**Brief**
Render every entry exactly as it appears.

**Source data**
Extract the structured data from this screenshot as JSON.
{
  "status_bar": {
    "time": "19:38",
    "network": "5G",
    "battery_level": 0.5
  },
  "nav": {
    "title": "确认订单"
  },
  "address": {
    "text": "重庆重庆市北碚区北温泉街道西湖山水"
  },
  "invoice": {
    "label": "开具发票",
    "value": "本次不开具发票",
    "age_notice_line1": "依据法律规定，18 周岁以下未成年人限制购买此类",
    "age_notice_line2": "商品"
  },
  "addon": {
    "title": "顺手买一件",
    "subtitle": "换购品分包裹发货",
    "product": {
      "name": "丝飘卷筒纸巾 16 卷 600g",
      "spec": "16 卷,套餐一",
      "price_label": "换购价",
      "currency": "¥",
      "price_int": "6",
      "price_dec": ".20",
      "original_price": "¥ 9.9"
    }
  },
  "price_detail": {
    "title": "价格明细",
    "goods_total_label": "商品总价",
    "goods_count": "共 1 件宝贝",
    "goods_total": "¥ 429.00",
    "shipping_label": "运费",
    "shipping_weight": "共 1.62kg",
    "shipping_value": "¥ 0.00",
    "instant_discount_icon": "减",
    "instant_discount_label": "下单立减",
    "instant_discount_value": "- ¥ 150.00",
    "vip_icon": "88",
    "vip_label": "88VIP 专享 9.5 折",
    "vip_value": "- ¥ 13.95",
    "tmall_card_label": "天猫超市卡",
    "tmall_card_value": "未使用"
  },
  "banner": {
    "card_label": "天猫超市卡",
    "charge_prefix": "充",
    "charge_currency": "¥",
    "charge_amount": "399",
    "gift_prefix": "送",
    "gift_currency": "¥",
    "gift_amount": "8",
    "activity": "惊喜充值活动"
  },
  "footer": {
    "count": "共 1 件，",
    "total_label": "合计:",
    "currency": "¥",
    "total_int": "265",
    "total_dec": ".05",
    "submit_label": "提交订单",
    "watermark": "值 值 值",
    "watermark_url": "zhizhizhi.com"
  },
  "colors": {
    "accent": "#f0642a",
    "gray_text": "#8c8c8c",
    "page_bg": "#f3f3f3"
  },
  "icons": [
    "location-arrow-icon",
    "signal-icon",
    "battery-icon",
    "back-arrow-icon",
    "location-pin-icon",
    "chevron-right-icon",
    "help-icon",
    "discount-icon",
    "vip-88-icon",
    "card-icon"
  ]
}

**Solved problem**
Extract the structured data from this screenshot as JSON.
{
  "status_bar": {
    "time": "19:38",
    "network": "5G",
    "battery_level": 0.5
  },
  "nav": {
    "title": "确认订单"
  },
  "address": {
    "text": "重庆重庆市北碚区北温泉街道西湖山水"
  },
  "invoice": {
    "label": "开具发票",
    "value": "本次不开具发票",
    "age_notice_line1": "依据法律规定，18 周岁以下未成年人限制购买此类",
    "age_notice_line2": "商品"
  },
  "addon": {
    "title": "顺手买一件",
    "subtitle": "换购品分包裹发货",
    "product": {
      "name": "丝飘卷筒纸巾 16 卷 600g",
      "spec": "16 卷,套餐一",
      "price_label": "换购价",
      "currency": "¥",
      "price_int": "6",
      "price_dec": ".20",
      "original_price": "¥ 9.9"
    }
  },
  "price_detail": {
    "title": "价格明细",
    "goods_total_label": "商品总价",
    "goods_count": "共 1 件宝贝",
    "goods_total": "¥ 429.00",
    "shipping_label": "运费",
    "shipping_weight": "共 1.62kg",
    "shipping_value": "¥ 0.00",
    "instant_discount_icon": "减",
    "instant_discount_label": "下单立减",
    "instant_discount_value": "- ¥ 150.00",
    "vip_icon": "88",
    "vip_label": "88VIP 专享 9.5 折",
    "vip_value": "- ¥ 13.95",
    "tmall_card_label": "天猫超市卡",
    "tmall_card_value": "未使用"
  },
  "banner": {
    "card_label": "天猫超市卡",
    "charge_prefix": "充",
    "charge_currency": "¥",
    "charge_amount": "399",
    "gift_prefix": "送",
    "gift_currency": "¥",
    "gift_amount": "8",
    "activity": "惊喜充值活动"
  },
  "footer": {
    "count": "共 1 件，",
    "total_label": "合计:",
    "currency": "¥",
    "total_int": "265",
    "total_dec": ".05",
    "submit_label": "提交订单",
    "watermark": "值 值 值",
    "watermark_url": "zhizhizhi.com"
  },
  "colors": {
    "accent": "#f0642a",
    "gray_text": "#8c8c8c",
    "page_bg": "#f3f3f3"
  },
  "icons": [
    "location-arrow-icon",
    "signal-icon",
    "battery-icon",
    "back-arrow-icon",
    "location-pin-icon",
    "chevron-right-icon",
    "help-icon",
    "discount-icon",
    "vip-88-icon",
    "card-icon"
  ]
}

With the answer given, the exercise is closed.